• [GIVEN RECORDS]:

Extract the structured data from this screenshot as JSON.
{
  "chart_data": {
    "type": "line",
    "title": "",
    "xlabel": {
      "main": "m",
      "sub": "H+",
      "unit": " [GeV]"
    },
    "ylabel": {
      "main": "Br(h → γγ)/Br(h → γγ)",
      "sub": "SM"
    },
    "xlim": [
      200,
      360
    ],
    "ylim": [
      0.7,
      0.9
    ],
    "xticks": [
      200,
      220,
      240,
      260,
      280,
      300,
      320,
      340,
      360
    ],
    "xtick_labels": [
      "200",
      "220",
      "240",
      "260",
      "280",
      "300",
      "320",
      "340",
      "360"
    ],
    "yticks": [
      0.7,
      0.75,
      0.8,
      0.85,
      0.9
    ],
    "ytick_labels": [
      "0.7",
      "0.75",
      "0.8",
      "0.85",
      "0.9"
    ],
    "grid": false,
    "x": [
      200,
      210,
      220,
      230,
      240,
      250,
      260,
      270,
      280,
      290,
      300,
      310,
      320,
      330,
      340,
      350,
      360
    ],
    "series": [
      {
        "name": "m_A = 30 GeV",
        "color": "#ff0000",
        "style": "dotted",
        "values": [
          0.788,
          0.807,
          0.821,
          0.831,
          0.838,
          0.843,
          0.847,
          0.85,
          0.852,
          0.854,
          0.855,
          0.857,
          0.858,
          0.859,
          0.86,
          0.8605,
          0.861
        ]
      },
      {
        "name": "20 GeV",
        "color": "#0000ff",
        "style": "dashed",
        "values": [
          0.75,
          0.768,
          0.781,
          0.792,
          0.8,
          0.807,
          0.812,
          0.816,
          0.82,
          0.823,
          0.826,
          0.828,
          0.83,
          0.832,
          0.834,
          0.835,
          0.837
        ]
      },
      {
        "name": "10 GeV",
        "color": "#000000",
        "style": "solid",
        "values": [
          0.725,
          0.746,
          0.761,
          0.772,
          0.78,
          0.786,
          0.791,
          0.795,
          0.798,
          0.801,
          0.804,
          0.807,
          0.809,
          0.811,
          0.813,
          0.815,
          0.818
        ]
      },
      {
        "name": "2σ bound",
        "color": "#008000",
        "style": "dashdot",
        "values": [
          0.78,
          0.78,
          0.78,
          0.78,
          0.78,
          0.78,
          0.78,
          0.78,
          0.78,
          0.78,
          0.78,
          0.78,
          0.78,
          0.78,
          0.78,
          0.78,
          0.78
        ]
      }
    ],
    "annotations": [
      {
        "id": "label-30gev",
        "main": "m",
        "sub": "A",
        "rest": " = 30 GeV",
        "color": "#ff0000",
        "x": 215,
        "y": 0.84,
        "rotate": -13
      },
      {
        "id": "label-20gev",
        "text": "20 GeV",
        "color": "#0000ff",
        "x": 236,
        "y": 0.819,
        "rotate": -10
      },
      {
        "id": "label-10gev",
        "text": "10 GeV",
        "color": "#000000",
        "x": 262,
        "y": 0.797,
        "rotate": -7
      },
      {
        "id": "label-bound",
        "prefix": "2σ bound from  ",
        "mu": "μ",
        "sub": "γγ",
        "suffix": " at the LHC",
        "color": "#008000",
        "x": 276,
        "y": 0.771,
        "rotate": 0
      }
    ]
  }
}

• [GIVEN INSTRUCTION]:
Quote the data in full, keeping each word unchanged.

• [THE ANSWER]:
Extract the structured data from this screenshot as JSON.
{
  "chart_data": {
    "type": "line",
    "title": "",
    "xlabel": {
      "main": "m",
      "sub": "H+",
      "unit": " [GeV]"
    },
    "ylabel": {
      "main": "Br(h → γγ)/Br(h → γγ)",
      "sub": "SM"
    },
    "xlim": [
      200,
      360
    ],
    "ylim": [
      0.7,
      0.9
    ],
    "xticks": [
      200,
      220,
      240,
      260,
      280,
      300,
      320,
      340,
      360
    ],
    "xtick_labels": [
      "200",
      "220",
      "240",
      "260",
      "280",
      "300",
      "320",
      "340",
      "360"
    ],
    "yticks": [
      0.7,
      0.75,
      0.8,
      0.85,
      0.9
    ],
    "ytick_labels": [
      "0.7",
      "0.75",
      "0.8",
      "0.85",
      "0.9"
    ],
    "grid": false,
    "x": [
      200,
      210,
      220,
      230,
      240,
      250,
      260,
      270,
      280,
      290,
      300,
      310,
      320,
      330,
      340,
      350,
      360
    ],
    "series": [
      {
        "name": "m_A = 30 GeV",
        "color": "#ff0000",
        "style": "dotted",
        "values": [
          0.788,
          0.807,
          0.821,
          0.831,
          0.838,
          0.843,
          0.847,
          0.85,
          0.852,
          0.854,
          0.855,
          0.857,
          0.858,
          0.859,
          0.86,
          0.8605,
          0.861
        ]
      },
      {
        "name": "20 GeV",
        "color": "#0000ff",
        "style": "dashed",
        "values": [
          0.75,
          0.768,
          0.781,
          0.792,
          0.8,
          0.807,
          0.812,
          0.816,
          0.82,
          0.823,
          0.826,
          0.828,
          0.83,
          0.832,
          0.834,
          0.835,
          0.837
        ]
      },
      {
        "name": "10 GeV",
        "color": "#000000",
        "style": "solid",
        "values": [
          0.725,
          0.746,
          0.761,
          0.772,
          0.78,
          0.786,
          0.791,
          0.795,
          0.798,
          0.801,
          0.804,
          0.807,
          0.809,
          0.811,
          0.813,
          0.815,
          0.818
        ]
      },
      {
        "name": "2σ bound",
        "color": "#008000",
        "style": "dashdot",
        "values": [
          0.78,
          0.78,
          0.78,
          0.78,
          0.78,
          0.78,
          0.78,
          0.78,
          0.78,
          0.78,
          0.78,
          0.78,
          0.78,
          0.78,
          0.78,
          0.78,
          0.78
        ]
      }
    ],
    "annotations": [
      {
        "id": "label-30gev",
        "main": "m",
        "sub": "A",
        "rest": " = 30 GeV",
        "color": "#ff0000",
        "x": 215,
        "y": 0.84,
        "rotate": -13
      },
      {
        "id": "label-20gev",
        "text": "20 GeV",
        "color": "#0000ff",
        "x": 236,
        "y": 0.819,
        "rotate": -10
      },
      {
        "id": "label-10gev",
        "text": "10 GeV",
        "color": "#000000",
        "x": 262,
        "y": 0.797,
        "rotate": -7
      },
      {
        "id": "label-bound",
        "prefix": "2σ bound from  ",
        "mu": "μ",
        "sub": "γγ",
        "suffix": " at the LHC",
        "color": "#008000",
        "x": 276,
        "y": 0.771,
        "rotate": 0
      }
    ]
  }
}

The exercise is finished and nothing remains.